> [PROBLEM]: Pull out all lines from the listing below in which the word "name" appears.

+++ GIVEN DATA +++

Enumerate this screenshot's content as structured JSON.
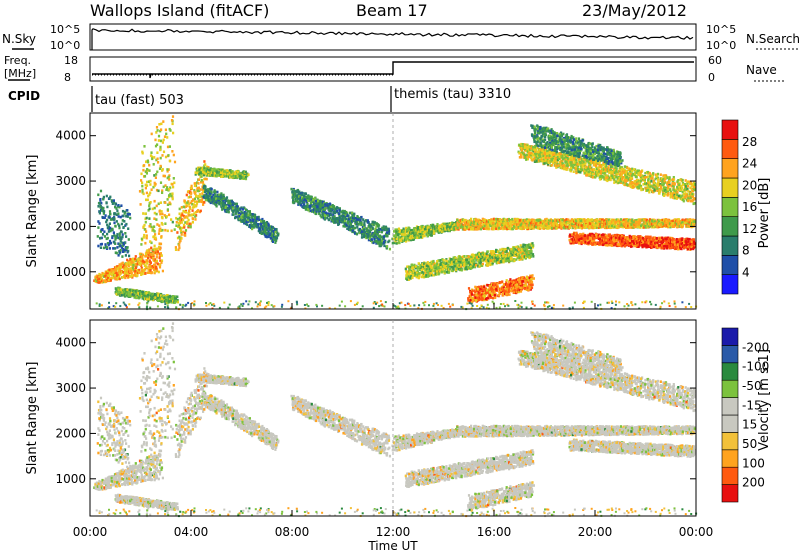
{
  "header": {
    "station": "Wallops Island (fitACF)",
    "beam": "Beam 17",
    "date": "23/May/2012"
  },
  "nsky_panel": {
    "left_label": "N.Sky",
    "left_ticks": [
      "10^5",
      "10^0"
    ],
    "right_ticks": [
      "10^5",
      "10^0"
    ],
    "right_label": "N.Search"
  },
  "freq_panel": {
    "left_label_1": "Freq.",
    "left_label_2": "[MHz]",
    "left_ticks": [
      "18",
      "8"
    ],
    "right_ticks": [
      "60",
      "0"
    ],
    "right_label": "Nave"
  },
  "cpid_panel": {
    "label": "CPID",
    "segments": [
      {
        "text": "tau (fast) 503",
        "start_hour": 0
      },
      {
        "text": "themis (tau) 3310",
        "start_hour": 12
      }
    ]
  },
  "colors": {
    "power_scale": [
      "#1a1aff",
      "#1f4fa8",
      "#2a7d6c",
      "#3f9a4b",
      "#7cc23d",
      "#e8d020",
      "#ffa31f",
      "#ff5a10",
      "#e81010"
    ],
    "velocity_scale": [
      "#e81010",
      "#ff5a10",
      "#ffa31f",
      "#f2c13a",
      "#c8c8c0",
      "#c8c8c0",
      "#7cc23d",
      "#2a8a3e",
      "#2a5aa8",
      "#1a1aaa"
    ]
  },
  "chart_data": [
    {
      "type": "heatmap",
      "name": "power",
      "ylabel": "Slant Range [km]",
      "yticks": [
        1000,
        2000,
        3000,
        4000
      ],
      "ylim": [
        180,
        4500
      ],
      "xlim": [
        0,
        24
      ],
      "colorbar": {
        "label": "Power [dB]",
        "tick_labels": [
          "4",
          "8",
          "12",
          "16",
          "20",
          "24",
          "28"
        ],
        "range": [
          0,
          32
        ]
      },
      "echo_regions": [
        {
          "t": [
            0.3,
            1.5
          ],
          "r0": [
            1800,
            2600
          ],
          "r1": [
            1500,
            2200
          ],
          "level": 9
        },
        {
          "t": [
            0.2,
            2.8
          ],
          "r0": [
            800,
            900
          ],
          "r1": [
            1150,
            1550
          ],
          "level": 22
        },
        {
          "t": [
            2.0,
            3.3
          ],
          "r0": [
            2000,
            3400
          ],
          "r1": [
            2400,
            4200
          ],
          "level": 19
        },
        {
          "t": [
            1.0,
            3.4
          ],
          "r0": [
            550,
            650
          ],
          "r1": [
            350,
            450
          ],
          "level": 15
        },
        {
          "t": [
            3.4,
            4.6
          ],
          "r0": [
            1600,
            2100
          ],
          "r1": [
            2800,
            3400
          ],
          "level": 21
        },
        {
          "t": [
            4.2,
            6.2
          ],
          "r0": [
            3200,
            3300
          ],
          "r1": [
            3100,
            3200
          ],
          "level": 16
        },
        {
          "t": [
            4.5,
            7.4
          ],
          "r0": [
            2700,
            2900
          ],
          "r1": [
            1700,
            1900
          ],
          "level": 10
        },
        {
          "t": [
            8.0,
            11.8
          ],
          "r0": [
            2600,
            2800
          ],
          "r1": [
            1600,
            1900
          ],
          "level": 10
        },
        {
          "t": [
            12.0,
            14.5
          ],
          "r0": [
            1700,
            1900
          ],
          "r1": [
            2000,
            2100
          ],
          "level": 16
        },
        {
          "t": [
            12.5,
            17.5
          ],
          "r0": [
            900,
            1100
          ],
          "r1": [
            1400,
            1600
          ],
          "level": 17
        },
        {
          "t": [
            15.0,
            17.5
          ],
          "r0": [
            400,
            600
          ],
          "r1": [
            700,
            900
          ],
          "level": 25
        },
        {
          "t": [
            14.5,
            24.0
          ],
          "r0": [
            2000,
            2150
          ],
          "r1": [
            2050,
            2150
          ],
          "level": 21
        },
        {
          "t": [
            19.0,
            24.0
          ],
          "r0": [
            1700,
            1850
          ],
          "r1": [
            1550,
            1700
          ],
          "level": 27
        },
        {
          "t": [
            17.0,
            24.0
          ],
          "r0": [
            3600,
            3800
          ],
          "r1": [
            2600,
            2900
          ],
          "level": 19
        },
        {
          "t": [
            17.5,
            21.0
          ],
          "r0": [
            3900,
            4200
          ],
          "r1": [
            3400,
            3600
          ],
          "level": 11
        }
      ]
    },
    {
      "type": "heatmap",
      "name": "velocity",
      "ylabel": "Slant Range [km]",
      "xlabel": "Time UT",
      "yticks": [
        1000,
        2000,
        3000,
        4000
      ],
      "xtick_labels": [
        "00:00",
        "04:00",
        "08:00",
        "12:00",
        "16:00",
        "20:00",
        "00:00"
      ],
      "xticks_hours": [
        0,
        4,
        8,
        12,
        16,
        20,
        24
      ],
      "ylim": [
        180,
        4500
      ],
      "xlim": [
        0,
        24
      ],
      "colorbar": {
        "label": "Velocity [m s-1]",
        "tick_labels": [
          "200",
          "100",
          "50",
          "15",
          "-15",
          "-50",
          "-100",
          "-200"
        ],
        "range": [
          -250,
          250
        ]
      }
    }
  ]
}
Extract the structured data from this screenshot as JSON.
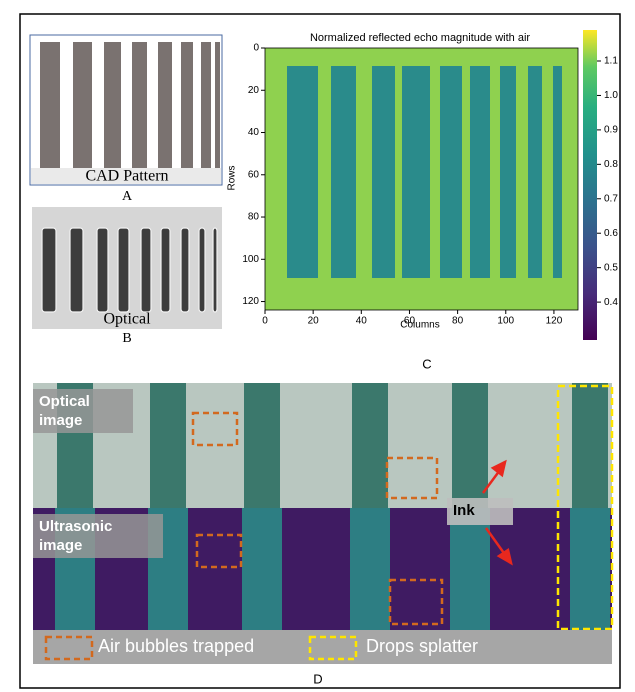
{
  "panel_a": {
    "caption": "CAD Pattern",
    "label": "A"
  },
  "panel_b": {
    "caption": "Optical",
    "label": "B"
  },
  "panel_c": {
    "title": "Normalized reflected echo magnitude with air",
    "x_label": "Columns",
    "y_label": "Rows",
    "xlim": [
      0,
      130
    ],
    "ylim": [
      0,
      124
    ],
    "xticks": [
      0,
      20,
      40,
      60,
      80,
      100,
      120
    ],
    "yticks": [
      0,
      20,
      40,
      60,
      80,
      100,
      120
    ],
    "colorbar_lim": [
      0.29,
      1.19
    ],
    "colorbar_ticks": [
      0.4,
      0.5,
      0.6,
      0.7,
      0.8,
      0.9,
      {
        "value": 1,
        "label": "1.0"
      },
      1.1
    ],
    "label": "C"
  },
  "panel_d": {
    "optical_label": "Optical image",
    "ultrasonic_label": "Ultrasonic image",
    "ink_label": "Ink",
    "legend": [
      "Air bubbles trapped",
      "Drops splatter"
    ],
    "label": "D"
  }
}
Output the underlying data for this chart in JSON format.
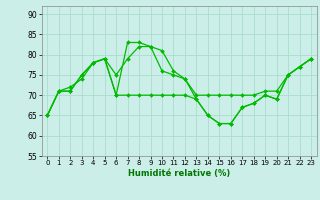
{
  "xlabel": "Humidité relative (%)",
  "background_color": "#cceee8",
  "grid_color": "#aaddcc",
  "line_color": "#00bb00",
  "ylim": [
    55,
    92
  ],
  "yticks": [
    55,
    60,
    65,
    70,
    75,
    80,
    85,
    90
  ],
  "xlim": [
    -0.5,
    23.5
  ],
  "xticks": [
    0,
    1,
    2,
    3,
    4,
    5,
    6,
    7,
    8,
    9,
    10,
    11,
    12,
    13,
    14,
    15,
    16,
    17,
    18,
    19,
    20,
    21,
    22,
    23
  ],
  "s1_y": [
    65,
    71,
    71,
    75,
    78,
    79,
    70,
    83,
    83,
    82,
    81,
    76,
    74,
    70,
    70,
    70,
    70,
    70,
    70,
    71,
    71,
    75,
    77,
    79
  ],
  "s2_y": [
    65,
    71,
    72,
    74,
    78,
    79,
    75,
    79,
    82,
    82,
    76,
    75,
    74,
    69,
    65,
    63,
    63,
    67,
    68,
    70,
    69,
    75,
    77,
    79
  ],
  "s3_y": [
    65,
    71,
    71,
    75,
    78,
    79,
    70,
    70,
    70,
    70,
    70,
    70,
    70,
    69,
    65,
    63,
    63,
    67,
    68,
    70,
    69,
    75,
    77,
    79
  ]
}
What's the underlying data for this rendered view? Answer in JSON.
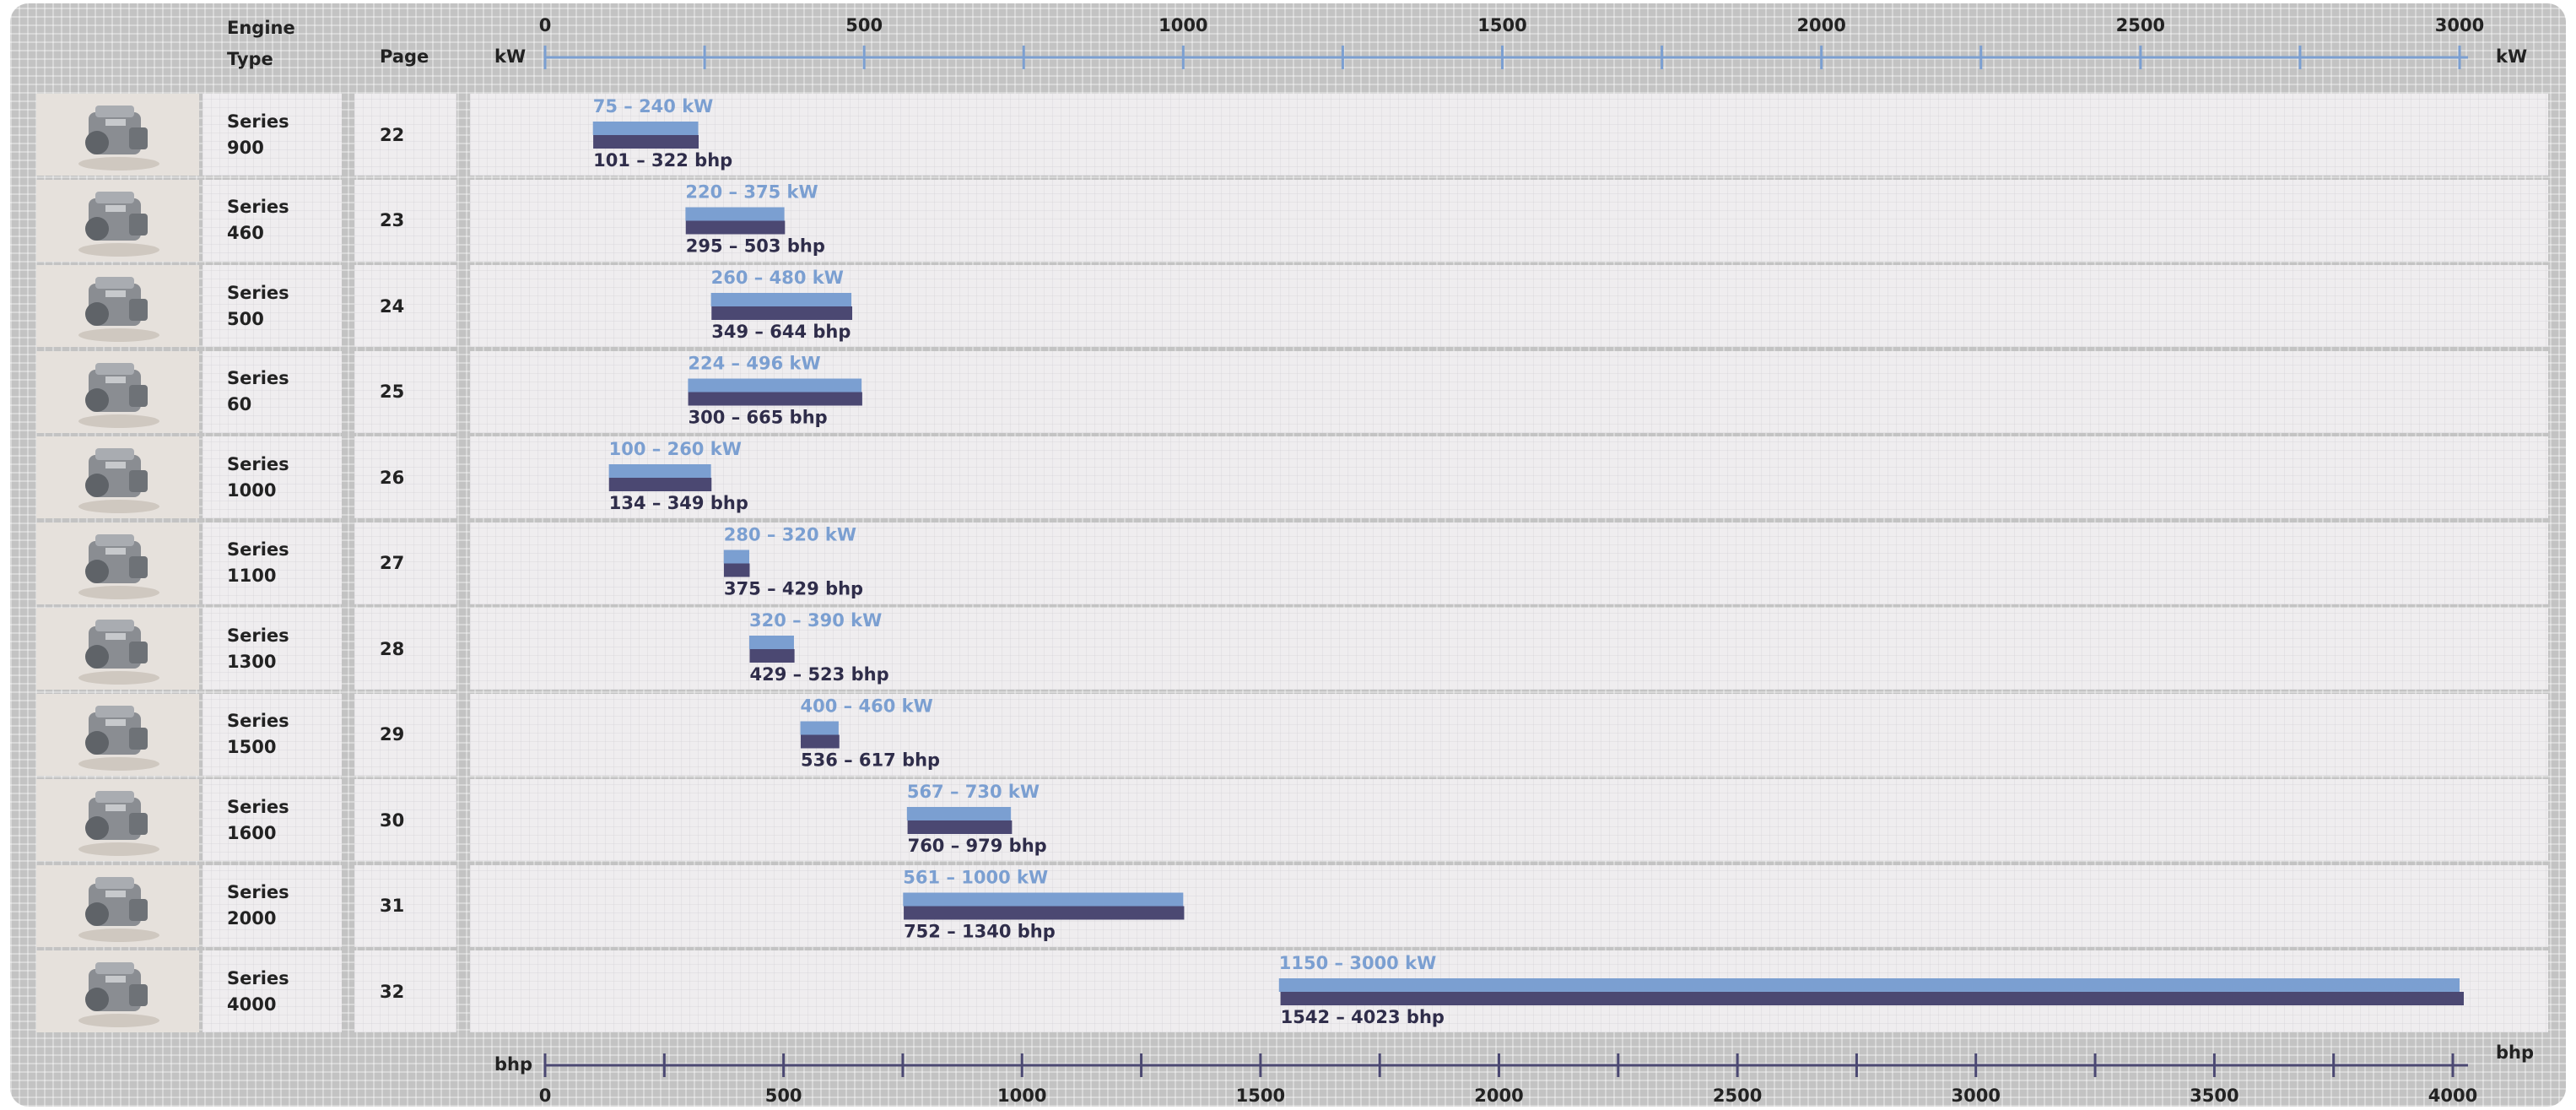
{
  "chart_data": {
    "type": "range-bar",
    "category_header": "Engine Type",
    "page_header": "Page",
    "categories": [
      "Series 900",
      "Series 460",
      "Series 500",
      "Series 60",
      "Series 1000",
      "Series 1100",
      "Series 1300",
      "Series 1500",
      "Series 1600",
      "Series 2000",
      "Series 4000"
    ],
    "pages": [
      22,
      23,
      24,
      25,
      26,
      27,
      28,
      29,
      30,
      31,
      32
    ],
    "xlim": [
      0,
      3000
    ],
    "xticks": [
      0,
      500,
      1000,
      1500,
      2000,
      2500,
      3000
    ],
    "x_minor_ticks": [
      250,
      750,
      1250,
      1750,
      2250,
      2750
    ],
    "x2lim": [
      0,
      4000
    ],
    "x2ticks": [
      0,
      500,
      1000,
      1500,
      2000,
      2500,
      3000,
      3500,
      4000
    ],
    "x2_minor_ticks": [
      250,
      750,
      1250,
      1750,
      2250,
      2750,
      3250,
      3750
    ],
    "series": [
      {
        "name": "kW",
        "color": "#7b9fd1",
        "axis": "x",
        "low": [
          75,
          220,
          260,
          224,
          100,
          280,
          320,
          400,
          567,
          561,
          1150
        ],
        "high": [
          240,
          375,
          480,
          496,
          260,
          320,
          390,
          460,
          730,
          1000,
          3000
        ],
        "value_labels": [
          "75 – 240 kW",
          "220 – 375 kW",
          "260 – 480 kW",
          "224 – 496 kW",
          "100 – 260 kW",
          "280 – 320 kW",
          "320 – 390 kW",
          "400 – 460 kW",
          "567 – 730 kW",
          "561 – 1000 kW",
          "1150 – 3000 kW"
        ]
      },
      {
        "name": "bhp",
        "color": "#4b4872",
        "axis": "x2",
        "low": [
          101,
          295,
          349,
          300,
          134,
          375,
          429,
          536,
          760,
          752,
          1542
        ],
        "high": [
          322,
          503,
          644,
          665,
          349,
          429,
          523,
          617,
          979,
          1340,
          4023
        ],
        "value_labels": [
          "101 – 322 bhp",
          "295 – 503 bhp",
          "349 – 644 bhp",
          "300 – 665 bhp",
          "134 – 349 bhp",
          "375 – 429 bhp",
          "429 – 523 bhp",
          "536 – 617 bhp",
          "760 – 979 bhp",
          "752 – 1340 bhp",
          "1542 – 4023 bhp"
        ]
      }
    ]
  }
}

+++

> [RESULT OF THIS TASK]:
      "name": "power",
      "name": "velocity",
        "name": "kW",
        "name": "bhp",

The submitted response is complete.